▸ REQUIREMENT
From the listing below, pull each line that includes "right".

--------

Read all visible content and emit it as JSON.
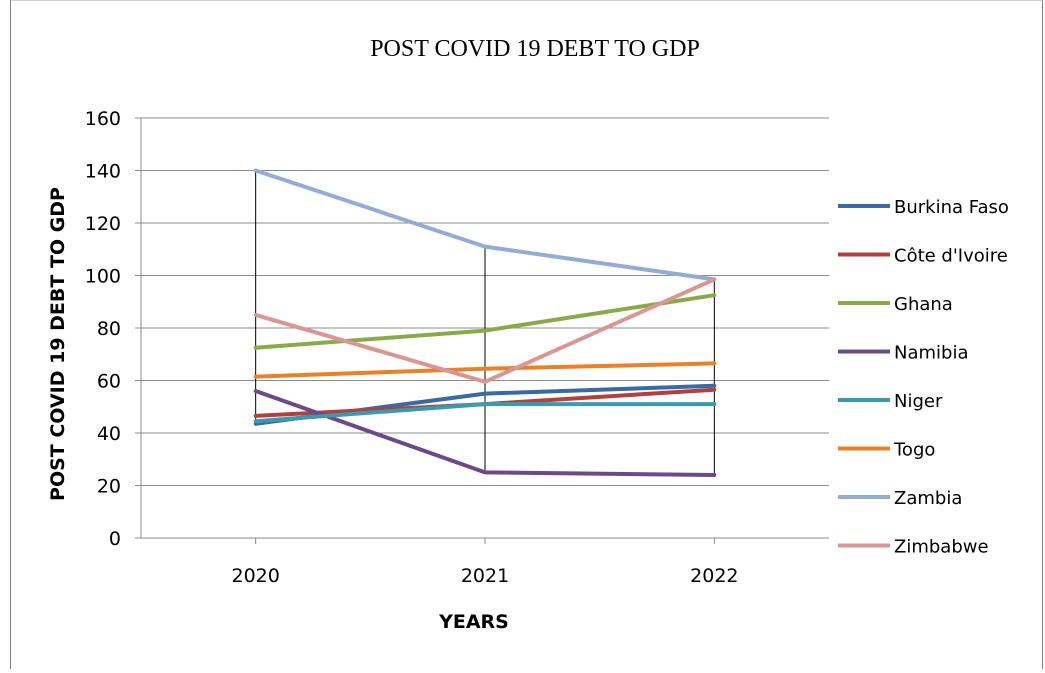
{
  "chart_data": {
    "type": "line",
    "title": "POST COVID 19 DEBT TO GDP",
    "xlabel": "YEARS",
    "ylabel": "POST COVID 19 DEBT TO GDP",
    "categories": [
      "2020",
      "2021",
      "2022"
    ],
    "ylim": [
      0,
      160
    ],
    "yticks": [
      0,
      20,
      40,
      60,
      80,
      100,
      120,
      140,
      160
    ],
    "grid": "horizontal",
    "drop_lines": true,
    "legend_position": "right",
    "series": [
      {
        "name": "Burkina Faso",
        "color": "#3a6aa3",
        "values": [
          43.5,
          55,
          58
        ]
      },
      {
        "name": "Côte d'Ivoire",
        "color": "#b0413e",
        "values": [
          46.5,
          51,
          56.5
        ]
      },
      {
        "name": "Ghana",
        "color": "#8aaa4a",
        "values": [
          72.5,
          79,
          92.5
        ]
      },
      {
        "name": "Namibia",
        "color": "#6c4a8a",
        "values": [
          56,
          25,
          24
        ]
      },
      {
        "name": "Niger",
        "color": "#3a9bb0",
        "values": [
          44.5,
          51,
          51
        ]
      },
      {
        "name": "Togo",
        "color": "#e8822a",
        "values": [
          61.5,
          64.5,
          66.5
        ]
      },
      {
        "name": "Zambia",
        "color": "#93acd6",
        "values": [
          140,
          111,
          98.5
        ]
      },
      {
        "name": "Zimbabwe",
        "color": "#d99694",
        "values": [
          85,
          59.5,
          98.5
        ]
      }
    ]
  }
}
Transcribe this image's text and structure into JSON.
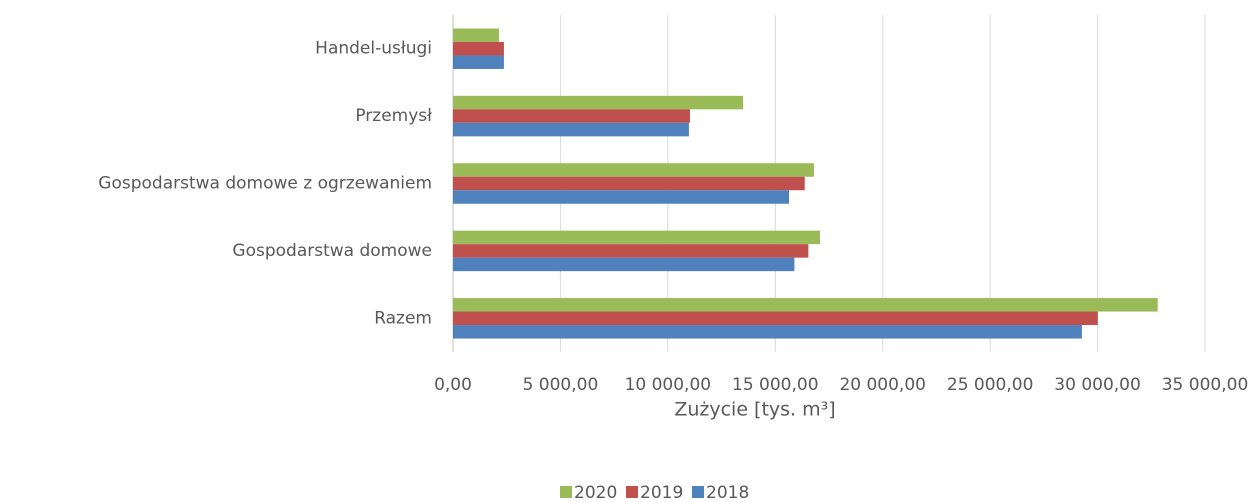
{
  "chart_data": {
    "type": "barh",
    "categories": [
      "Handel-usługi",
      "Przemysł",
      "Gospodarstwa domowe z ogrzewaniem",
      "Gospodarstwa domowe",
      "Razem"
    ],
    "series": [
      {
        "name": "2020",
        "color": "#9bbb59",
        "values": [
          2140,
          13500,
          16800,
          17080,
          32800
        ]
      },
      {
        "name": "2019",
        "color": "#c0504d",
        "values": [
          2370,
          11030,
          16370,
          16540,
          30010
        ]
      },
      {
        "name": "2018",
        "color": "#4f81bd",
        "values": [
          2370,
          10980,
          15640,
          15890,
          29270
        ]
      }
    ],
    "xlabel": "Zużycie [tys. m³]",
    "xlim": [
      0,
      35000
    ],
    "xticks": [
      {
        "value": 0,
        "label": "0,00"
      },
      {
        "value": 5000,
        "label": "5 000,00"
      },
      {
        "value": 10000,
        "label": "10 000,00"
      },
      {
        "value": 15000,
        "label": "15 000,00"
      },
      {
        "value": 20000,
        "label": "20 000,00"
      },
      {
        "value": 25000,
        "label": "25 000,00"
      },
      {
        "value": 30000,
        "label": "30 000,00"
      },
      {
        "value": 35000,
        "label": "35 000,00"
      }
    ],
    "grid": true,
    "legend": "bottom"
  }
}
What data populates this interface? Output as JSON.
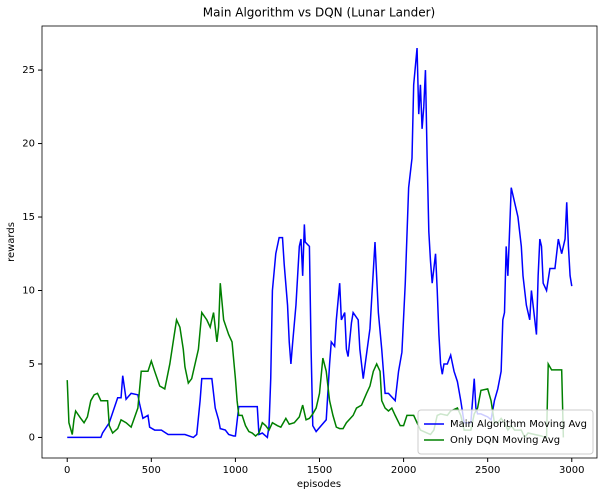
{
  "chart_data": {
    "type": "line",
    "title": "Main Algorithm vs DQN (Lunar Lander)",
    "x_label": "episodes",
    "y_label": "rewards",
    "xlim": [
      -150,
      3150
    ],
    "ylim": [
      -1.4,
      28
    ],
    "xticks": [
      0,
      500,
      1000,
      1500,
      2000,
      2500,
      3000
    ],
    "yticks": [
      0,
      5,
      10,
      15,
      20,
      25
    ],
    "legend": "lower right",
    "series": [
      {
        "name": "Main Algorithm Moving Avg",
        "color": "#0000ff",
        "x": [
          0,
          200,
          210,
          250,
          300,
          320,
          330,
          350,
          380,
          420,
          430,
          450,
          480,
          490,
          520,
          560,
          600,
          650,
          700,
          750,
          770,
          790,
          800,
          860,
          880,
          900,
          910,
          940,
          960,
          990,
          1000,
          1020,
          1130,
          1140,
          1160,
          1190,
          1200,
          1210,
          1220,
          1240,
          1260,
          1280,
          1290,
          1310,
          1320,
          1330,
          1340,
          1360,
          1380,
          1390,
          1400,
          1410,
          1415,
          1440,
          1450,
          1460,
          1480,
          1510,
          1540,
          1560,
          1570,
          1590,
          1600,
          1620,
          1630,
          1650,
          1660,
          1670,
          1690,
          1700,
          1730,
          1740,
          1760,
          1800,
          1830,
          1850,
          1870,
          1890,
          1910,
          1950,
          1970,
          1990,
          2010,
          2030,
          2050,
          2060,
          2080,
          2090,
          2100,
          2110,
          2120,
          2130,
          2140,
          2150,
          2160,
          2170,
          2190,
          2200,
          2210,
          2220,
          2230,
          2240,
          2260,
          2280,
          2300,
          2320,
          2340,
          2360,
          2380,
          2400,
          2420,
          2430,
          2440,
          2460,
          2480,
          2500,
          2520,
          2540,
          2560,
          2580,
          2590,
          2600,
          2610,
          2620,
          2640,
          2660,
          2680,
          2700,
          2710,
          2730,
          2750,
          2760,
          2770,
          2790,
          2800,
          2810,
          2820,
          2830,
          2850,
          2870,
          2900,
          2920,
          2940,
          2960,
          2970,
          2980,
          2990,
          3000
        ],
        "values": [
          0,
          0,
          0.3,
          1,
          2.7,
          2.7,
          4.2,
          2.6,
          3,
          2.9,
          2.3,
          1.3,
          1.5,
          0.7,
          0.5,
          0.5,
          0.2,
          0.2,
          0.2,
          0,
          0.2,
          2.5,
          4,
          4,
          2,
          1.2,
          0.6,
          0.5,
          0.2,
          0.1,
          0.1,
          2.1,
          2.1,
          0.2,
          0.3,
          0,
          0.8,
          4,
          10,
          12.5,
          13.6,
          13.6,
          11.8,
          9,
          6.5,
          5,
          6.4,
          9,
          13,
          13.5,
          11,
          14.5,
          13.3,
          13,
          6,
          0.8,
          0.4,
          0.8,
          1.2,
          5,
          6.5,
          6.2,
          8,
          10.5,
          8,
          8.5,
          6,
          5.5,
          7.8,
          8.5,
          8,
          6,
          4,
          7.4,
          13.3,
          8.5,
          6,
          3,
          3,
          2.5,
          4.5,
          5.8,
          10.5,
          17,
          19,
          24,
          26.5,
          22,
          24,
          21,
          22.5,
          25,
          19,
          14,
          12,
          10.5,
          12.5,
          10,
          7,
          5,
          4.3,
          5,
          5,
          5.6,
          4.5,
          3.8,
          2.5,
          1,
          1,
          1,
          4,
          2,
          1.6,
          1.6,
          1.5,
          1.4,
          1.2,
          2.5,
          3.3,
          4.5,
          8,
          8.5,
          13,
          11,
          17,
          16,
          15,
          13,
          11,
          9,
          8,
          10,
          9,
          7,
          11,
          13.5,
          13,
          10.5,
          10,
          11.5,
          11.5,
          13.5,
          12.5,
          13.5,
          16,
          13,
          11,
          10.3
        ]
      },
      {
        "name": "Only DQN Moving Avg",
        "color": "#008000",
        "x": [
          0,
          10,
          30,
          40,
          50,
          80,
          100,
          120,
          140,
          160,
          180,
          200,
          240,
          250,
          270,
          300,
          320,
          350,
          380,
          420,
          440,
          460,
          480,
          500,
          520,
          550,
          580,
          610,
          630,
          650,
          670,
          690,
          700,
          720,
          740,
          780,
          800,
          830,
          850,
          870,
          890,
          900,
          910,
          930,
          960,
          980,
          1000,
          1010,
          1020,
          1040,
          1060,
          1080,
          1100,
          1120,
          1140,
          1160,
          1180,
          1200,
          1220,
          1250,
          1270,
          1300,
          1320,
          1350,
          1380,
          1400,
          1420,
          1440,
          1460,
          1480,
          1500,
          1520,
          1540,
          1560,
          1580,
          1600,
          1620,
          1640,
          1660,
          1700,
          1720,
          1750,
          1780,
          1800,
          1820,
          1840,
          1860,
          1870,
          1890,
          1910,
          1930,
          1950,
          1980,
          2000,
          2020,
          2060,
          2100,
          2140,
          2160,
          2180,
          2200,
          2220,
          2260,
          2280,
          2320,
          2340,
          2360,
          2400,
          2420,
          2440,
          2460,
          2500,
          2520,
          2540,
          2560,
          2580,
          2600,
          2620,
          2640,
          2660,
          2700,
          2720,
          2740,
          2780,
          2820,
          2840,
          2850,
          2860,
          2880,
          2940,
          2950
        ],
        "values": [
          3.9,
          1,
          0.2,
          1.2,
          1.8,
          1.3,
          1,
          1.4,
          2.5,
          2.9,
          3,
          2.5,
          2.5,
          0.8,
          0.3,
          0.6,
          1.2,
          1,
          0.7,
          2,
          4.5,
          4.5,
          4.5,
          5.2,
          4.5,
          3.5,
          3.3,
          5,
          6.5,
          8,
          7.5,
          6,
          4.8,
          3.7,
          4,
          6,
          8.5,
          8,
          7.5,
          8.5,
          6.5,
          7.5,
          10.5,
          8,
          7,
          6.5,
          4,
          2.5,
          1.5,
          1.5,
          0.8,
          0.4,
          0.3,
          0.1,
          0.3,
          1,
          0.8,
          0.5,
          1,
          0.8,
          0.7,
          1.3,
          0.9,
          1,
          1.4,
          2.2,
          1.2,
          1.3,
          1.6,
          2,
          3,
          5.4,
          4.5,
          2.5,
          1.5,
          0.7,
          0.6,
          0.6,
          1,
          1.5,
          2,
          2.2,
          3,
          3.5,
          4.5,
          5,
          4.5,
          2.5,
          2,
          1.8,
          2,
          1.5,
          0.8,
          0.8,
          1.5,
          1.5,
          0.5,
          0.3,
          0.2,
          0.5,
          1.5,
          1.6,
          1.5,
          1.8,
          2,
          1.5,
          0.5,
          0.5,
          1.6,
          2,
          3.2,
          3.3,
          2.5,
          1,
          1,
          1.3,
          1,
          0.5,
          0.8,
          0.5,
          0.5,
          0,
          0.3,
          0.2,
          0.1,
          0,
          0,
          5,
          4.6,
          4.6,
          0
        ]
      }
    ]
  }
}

--------

▸ TASK RESPONSE
    "legend_position": "right",
    "legend": "lower right",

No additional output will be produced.